実施する作業 >>
a: Linuxコマンドを扱う抜粋本文に照らして、次の三つの記述が合っているか判定せよ。(i) headで行数を指定しないと10行分が表示される。(ii) lessでbを押すと次のページへ進む。(iii) less -Nを指定すると各行の先頭に行番号が付く。各記述に「はい」か「いいえ」で答え、決め手となる本文の語句を一字も変えずに引用すること。
b: 記録を絞り込み、「Phishing」という文字列を含む行をすべて書き写せ。大文字と小文字は区別する。

抜粋本文 >>

以下の記事の続きです。
『Linuxコマンドライン入門』が日ごとに6日間分別れているので、今回は3日目の内容についてです。
コマンドの備忘録的になってしまうと思いますので、悪しからず。
3日目
テキストファイルの中身を表示する
$ head -n [行数] [テキストファイルのパス] #テキストファイルの最初から、行数で指定した部分までを表示する(行数を指定しない場合、10行分表示される) $ tail -n [行数] [テキストファイルのパス] #テキストファイルの最後から、行数で指定した行数分までを表示する(行数を指定しない場合、最後の10行分表示される)
上記のコマンドで、パスを指定しない場合は、入力が標準入力となるので、他のコマンドと組み合わせて使用可能(パイプ)
$ cat -n パス | head -n 20 | tail -n 10 #パスで指定したファイルの11行目から20行目までを、行番号を付与して表示する ※headで最初から20行目までを指定し、tailで最後から10行分を指定することで、結果11行目から20行目までを指定したことになります
上記では、テキストファイルの一部を取り出して表示しましたが、長いテキストファイルの全てを閲覧するのに便利なのが以下のコマンドです
$ less [テキストファイルのパス] $ less -N [テキストファイルのパス] #"-N"を指定すると、各行の先頭に行番号が付与される $ less -p文字列 [テキストファイルのパス] #"-p"で文字列を指定すると、ファイルで文字列を含む行を最初に表示する
このコマンドを使用すると、ページをめくるように1画面ずつ表示できます(ページャ)。
キー | 説明 |
---|---|
Space | 次のページへ進む |
b | 前のページへ戻る |
Enter | 1行進む |
y | 1行戻る |
d | 半画面進む |
w | 半画面戻る |
g | 最初の行に戻る |
数字 q | 指定した行に移動する |
Shift + g | 最後の行に移動する |
また、lessには検索機能もあります。
"/"を入力後、検索したい文字列をタイプしてEnterを押すだけです。

データ抜粋 >>

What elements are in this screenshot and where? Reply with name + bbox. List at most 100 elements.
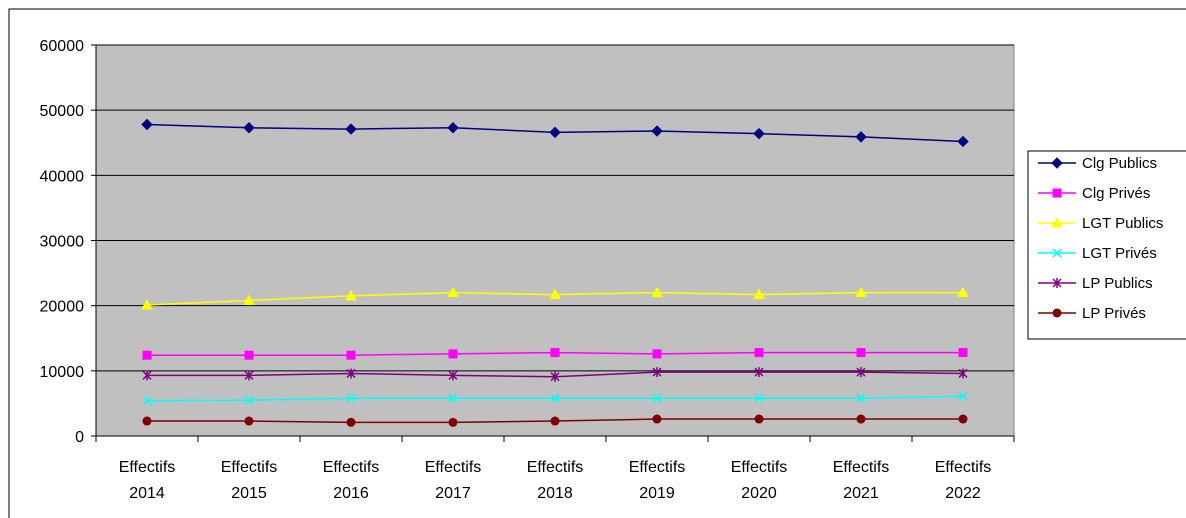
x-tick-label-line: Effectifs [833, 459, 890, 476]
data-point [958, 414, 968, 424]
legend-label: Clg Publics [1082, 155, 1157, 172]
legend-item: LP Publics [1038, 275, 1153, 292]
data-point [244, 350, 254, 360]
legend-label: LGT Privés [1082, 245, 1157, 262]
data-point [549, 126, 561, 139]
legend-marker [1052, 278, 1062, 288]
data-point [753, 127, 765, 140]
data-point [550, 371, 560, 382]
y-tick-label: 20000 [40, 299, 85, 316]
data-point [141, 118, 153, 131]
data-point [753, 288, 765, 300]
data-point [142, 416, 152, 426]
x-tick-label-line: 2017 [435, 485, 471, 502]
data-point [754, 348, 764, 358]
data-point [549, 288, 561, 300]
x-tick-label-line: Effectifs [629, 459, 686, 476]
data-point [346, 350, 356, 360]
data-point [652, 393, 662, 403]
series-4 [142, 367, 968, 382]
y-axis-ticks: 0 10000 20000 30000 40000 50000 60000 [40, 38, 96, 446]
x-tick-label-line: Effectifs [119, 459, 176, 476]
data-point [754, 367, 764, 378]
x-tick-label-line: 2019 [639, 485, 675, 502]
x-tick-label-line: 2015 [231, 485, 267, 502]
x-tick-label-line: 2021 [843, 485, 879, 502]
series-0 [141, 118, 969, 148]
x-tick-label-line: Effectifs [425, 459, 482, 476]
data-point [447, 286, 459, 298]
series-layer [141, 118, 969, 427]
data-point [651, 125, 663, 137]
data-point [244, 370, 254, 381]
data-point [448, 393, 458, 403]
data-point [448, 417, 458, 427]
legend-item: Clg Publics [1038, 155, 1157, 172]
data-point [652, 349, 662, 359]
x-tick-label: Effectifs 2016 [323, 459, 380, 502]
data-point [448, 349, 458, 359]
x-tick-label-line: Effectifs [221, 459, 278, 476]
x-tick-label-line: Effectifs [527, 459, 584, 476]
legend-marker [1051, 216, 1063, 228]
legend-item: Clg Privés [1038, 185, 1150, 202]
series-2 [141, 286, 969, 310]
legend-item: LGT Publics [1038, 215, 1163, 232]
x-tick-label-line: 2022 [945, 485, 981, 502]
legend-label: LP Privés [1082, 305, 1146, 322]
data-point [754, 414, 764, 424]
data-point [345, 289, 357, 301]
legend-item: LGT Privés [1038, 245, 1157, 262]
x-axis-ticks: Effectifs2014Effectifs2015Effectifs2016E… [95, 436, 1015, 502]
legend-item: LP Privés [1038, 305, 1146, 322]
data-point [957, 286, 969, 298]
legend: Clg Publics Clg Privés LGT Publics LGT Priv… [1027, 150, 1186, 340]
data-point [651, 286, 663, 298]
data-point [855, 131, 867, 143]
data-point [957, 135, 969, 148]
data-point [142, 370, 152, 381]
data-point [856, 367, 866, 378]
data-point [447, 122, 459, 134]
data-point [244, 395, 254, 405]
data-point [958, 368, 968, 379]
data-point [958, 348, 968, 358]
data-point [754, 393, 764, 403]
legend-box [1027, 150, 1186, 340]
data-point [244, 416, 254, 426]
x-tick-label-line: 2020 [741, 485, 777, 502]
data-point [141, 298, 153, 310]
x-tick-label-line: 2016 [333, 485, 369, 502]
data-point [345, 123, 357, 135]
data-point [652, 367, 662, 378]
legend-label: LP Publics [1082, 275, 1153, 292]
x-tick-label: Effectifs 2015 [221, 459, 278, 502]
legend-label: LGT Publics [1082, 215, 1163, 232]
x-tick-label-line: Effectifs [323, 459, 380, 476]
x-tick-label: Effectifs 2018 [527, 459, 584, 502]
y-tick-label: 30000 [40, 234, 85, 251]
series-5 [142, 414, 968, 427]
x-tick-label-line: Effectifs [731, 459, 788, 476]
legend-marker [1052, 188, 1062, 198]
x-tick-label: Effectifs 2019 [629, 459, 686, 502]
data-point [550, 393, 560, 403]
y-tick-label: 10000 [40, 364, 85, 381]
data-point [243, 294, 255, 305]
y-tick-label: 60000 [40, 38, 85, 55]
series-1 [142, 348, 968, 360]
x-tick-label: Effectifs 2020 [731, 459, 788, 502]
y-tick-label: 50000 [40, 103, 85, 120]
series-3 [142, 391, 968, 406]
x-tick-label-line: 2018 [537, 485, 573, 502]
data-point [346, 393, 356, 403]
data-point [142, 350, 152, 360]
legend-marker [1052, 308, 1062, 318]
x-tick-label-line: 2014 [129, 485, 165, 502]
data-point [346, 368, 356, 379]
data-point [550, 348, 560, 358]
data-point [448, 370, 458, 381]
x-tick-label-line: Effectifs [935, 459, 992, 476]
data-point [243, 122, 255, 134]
* * *
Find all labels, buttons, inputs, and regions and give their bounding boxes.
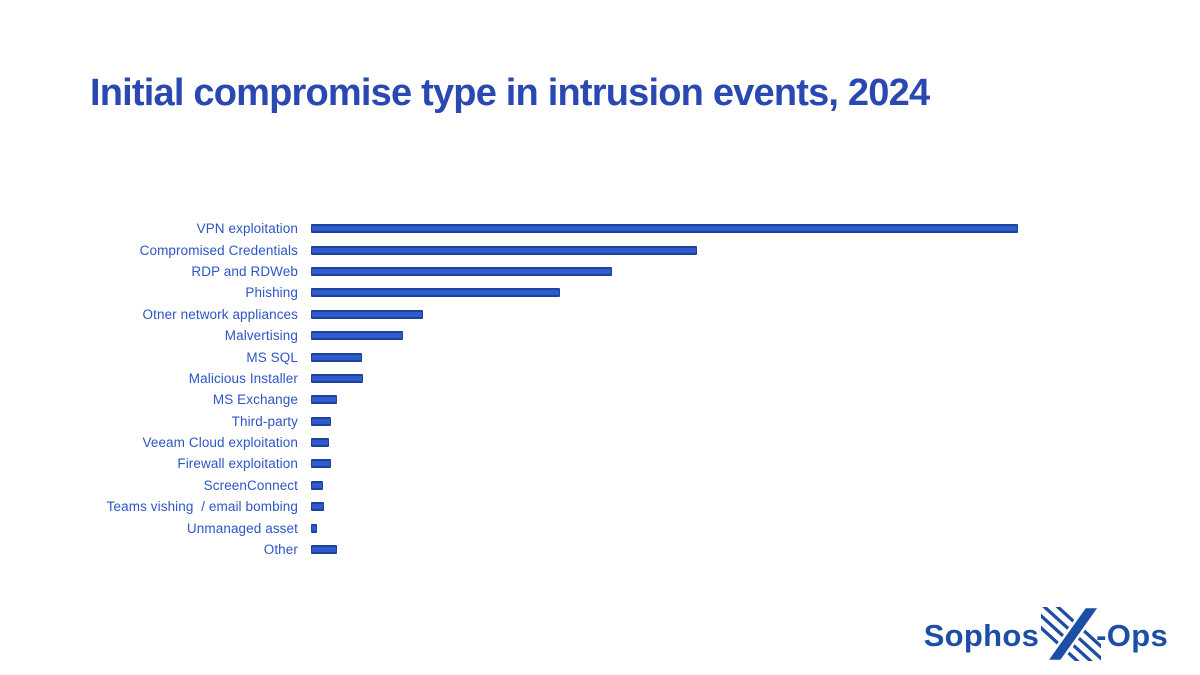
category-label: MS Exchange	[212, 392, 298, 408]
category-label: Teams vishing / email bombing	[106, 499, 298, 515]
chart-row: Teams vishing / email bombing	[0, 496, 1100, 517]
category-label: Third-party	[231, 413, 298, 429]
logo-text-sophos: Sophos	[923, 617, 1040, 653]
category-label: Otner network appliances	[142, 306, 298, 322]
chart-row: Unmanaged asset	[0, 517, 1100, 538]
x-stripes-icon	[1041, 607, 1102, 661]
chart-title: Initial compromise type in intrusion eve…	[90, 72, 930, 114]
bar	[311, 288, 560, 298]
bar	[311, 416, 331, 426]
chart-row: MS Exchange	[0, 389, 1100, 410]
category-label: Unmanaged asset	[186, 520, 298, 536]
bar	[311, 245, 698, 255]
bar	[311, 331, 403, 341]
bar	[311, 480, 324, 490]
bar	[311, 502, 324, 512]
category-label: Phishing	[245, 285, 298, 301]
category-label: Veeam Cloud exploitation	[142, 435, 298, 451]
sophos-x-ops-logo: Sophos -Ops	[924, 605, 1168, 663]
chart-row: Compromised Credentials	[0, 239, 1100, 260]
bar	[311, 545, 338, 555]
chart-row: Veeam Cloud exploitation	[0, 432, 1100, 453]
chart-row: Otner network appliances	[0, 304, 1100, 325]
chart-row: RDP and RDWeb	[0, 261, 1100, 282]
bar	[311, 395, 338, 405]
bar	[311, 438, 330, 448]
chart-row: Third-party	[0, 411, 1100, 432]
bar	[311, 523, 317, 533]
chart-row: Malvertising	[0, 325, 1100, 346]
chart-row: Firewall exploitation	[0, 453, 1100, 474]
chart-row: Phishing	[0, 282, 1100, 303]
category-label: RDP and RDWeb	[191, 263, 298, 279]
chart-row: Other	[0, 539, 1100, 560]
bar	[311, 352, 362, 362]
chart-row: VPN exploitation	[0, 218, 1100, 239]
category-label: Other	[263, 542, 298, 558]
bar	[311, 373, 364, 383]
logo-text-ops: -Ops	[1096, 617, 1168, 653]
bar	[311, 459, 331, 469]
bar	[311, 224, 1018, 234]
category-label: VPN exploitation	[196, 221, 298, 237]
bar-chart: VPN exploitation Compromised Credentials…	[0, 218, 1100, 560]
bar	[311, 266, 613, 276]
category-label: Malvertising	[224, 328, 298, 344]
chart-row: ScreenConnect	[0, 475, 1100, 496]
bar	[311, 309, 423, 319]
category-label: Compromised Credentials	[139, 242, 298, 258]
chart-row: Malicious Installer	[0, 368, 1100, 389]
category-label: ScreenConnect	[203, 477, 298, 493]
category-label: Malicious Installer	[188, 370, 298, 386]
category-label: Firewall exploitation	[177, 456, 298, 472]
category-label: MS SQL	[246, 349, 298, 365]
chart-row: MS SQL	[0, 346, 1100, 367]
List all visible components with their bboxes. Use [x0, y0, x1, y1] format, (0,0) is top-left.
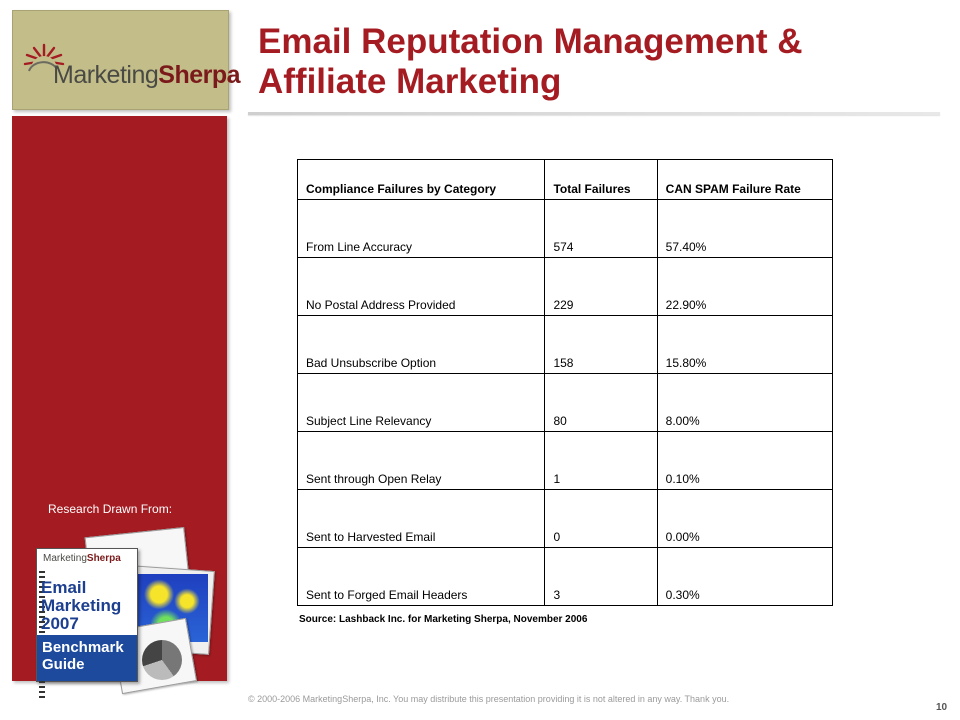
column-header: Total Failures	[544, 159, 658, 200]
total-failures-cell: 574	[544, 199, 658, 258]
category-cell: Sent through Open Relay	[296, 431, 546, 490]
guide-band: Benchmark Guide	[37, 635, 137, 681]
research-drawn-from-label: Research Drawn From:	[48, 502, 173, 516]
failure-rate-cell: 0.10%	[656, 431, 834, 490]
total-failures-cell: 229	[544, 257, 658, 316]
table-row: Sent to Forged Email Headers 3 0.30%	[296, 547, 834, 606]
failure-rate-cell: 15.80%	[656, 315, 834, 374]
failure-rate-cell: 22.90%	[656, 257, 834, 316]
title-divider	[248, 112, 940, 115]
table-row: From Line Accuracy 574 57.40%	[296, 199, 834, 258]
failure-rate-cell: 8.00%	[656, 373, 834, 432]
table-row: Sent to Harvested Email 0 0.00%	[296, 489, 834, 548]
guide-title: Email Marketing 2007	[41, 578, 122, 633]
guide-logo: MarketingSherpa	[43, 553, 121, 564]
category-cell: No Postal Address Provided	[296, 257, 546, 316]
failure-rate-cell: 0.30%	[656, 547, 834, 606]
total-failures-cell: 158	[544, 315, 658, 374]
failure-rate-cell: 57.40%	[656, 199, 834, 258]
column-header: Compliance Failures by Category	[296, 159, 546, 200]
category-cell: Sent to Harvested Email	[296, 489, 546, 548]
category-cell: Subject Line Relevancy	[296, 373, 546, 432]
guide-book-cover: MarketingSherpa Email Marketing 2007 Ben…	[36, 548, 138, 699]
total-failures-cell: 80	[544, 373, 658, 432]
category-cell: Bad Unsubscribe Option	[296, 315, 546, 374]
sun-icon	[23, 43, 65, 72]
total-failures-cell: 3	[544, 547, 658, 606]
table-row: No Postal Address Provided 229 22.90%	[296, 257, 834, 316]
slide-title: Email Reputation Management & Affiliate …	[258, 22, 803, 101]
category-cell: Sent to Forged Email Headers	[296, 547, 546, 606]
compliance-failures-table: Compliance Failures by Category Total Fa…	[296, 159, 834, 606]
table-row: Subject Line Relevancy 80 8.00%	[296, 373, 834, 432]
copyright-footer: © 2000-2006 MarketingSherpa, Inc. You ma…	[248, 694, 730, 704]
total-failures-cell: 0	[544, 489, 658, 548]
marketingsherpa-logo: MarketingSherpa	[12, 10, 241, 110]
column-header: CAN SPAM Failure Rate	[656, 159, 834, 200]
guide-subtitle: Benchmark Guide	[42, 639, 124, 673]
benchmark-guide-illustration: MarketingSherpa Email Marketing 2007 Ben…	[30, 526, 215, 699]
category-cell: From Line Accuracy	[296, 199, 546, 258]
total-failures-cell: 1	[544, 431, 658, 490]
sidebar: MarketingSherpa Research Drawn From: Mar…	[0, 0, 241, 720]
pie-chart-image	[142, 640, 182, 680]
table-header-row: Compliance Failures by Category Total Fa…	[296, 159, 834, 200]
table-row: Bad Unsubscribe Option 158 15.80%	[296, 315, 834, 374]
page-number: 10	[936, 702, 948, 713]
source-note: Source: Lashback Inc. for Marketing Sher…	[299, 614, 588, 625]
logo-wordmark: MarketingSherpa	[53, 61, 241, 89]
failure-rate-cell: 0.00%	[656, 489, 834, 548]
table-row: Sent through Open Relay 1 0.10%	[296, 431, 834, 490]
--
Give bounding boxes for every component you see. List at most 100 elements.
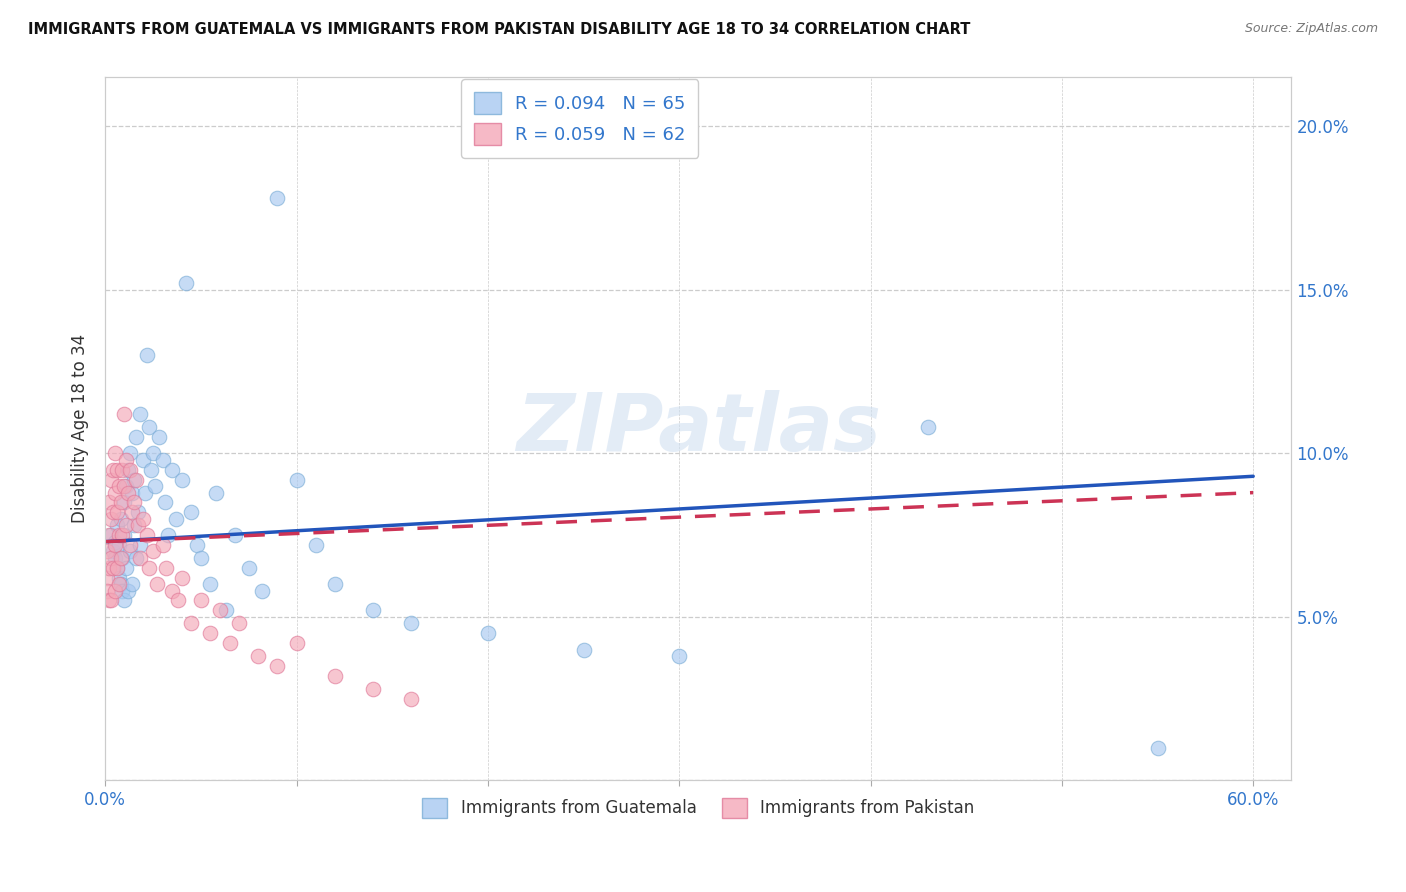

問題の解答 >>
a:
(i) はい。「行数を指定しない場合、10行分表示される」
(ii) いいえ。「前のページへ戻る」
(iii) はい。「各行の先頭に行番号が付与される」

b:
category-label: Phishing	[245, 285, 298, 301]
chart-row: Phishing	[0, 282, 1100, 303]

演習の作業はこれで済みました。